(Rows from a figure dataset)
================
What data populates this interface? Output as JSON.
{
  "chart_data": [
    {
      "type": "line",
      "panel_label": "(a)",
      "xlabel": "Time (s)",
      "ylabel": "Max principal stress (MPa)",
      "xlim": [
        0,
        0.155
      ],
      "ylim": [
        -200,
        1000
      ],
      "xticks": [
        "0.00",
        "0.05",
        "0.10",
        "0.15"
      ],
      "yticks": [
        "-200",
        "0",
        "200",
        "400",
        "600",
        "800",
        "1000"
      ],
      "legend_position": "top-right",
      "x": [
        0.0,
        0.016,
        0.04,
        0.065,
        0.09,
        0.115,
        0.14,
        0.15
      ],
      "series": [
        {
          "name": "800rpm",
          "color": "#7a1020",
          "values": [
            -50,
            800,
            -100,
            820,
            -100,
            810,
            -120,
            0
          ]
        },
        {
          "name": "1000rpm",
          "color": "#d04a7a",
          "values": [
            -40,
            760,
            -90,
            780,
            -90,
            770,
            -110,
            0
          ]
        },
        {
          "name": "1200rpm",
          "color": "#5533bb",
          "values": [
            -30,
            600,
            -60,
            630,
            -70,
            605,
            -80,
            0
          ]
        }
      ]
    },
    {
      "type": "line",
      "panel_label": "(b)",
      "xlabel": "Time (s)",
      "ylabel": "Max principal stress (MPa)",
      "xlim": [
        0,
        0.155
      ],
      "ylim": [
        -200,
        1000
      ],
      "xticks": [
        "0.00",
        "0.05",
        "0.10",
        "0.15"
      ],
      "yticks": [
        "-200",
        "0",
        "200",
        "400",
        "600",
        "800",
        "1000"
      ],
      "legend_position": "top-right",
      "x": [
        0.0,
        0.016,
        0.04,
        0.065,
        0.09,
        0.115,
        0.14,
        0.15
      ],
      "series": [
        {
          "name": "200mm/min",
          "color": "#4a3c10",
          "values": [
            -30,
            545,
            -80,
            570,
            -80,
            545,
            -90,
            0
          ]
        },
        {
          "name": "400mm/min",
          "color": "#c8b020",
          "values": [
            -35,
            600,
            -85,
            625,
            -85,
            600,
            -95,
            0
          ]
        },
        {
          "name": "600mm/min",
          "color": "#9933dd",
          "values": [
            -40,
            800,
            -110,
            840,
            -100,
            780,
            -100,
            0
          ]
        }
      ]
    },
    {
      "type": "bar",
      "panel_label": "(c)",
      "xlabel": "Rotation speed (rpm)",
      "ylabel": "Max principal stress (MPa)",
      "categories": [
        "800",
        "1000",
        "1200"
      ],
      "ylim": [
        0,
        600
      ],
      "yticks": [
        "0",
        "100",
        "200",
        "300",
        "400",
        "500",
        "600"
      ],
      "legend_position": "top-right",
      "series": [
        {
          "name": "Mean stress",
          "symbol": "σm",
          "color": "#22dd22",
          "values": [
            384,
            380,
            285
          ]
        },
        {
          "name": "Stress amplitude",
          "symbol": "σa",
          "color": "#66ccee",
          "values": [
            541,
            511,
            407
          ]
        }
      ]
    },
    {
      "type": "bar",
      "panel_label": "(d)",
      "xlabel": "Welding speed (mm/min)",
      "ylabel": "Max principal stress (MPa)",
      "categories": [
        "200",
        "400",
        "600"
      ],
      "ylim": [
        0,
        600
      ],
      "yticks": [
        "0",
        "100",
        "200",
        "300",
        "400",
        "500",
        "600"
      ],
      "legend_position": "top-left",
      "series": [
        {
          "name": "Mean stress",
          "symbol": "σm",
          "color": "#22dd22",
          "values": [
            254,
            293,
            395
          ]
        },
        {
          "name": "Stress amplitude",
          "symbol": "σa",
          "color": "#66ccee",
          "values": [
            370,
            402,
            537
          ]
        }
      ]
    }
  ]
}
================
Stated problem: Check every line of the data above for the string "color", and copy those that have it.

Result:
          "color": "#7a1020",
          "color": "#d04a7a",
          "color": "#5533bb",
          "color": "#4a3c10",
          "color": "#c8b020",
          "color": "#9933dd",
          "color": "#22dd22",
          "color": "#66ccee",
          "color": "#22dd22",
          "color": "#66ccee",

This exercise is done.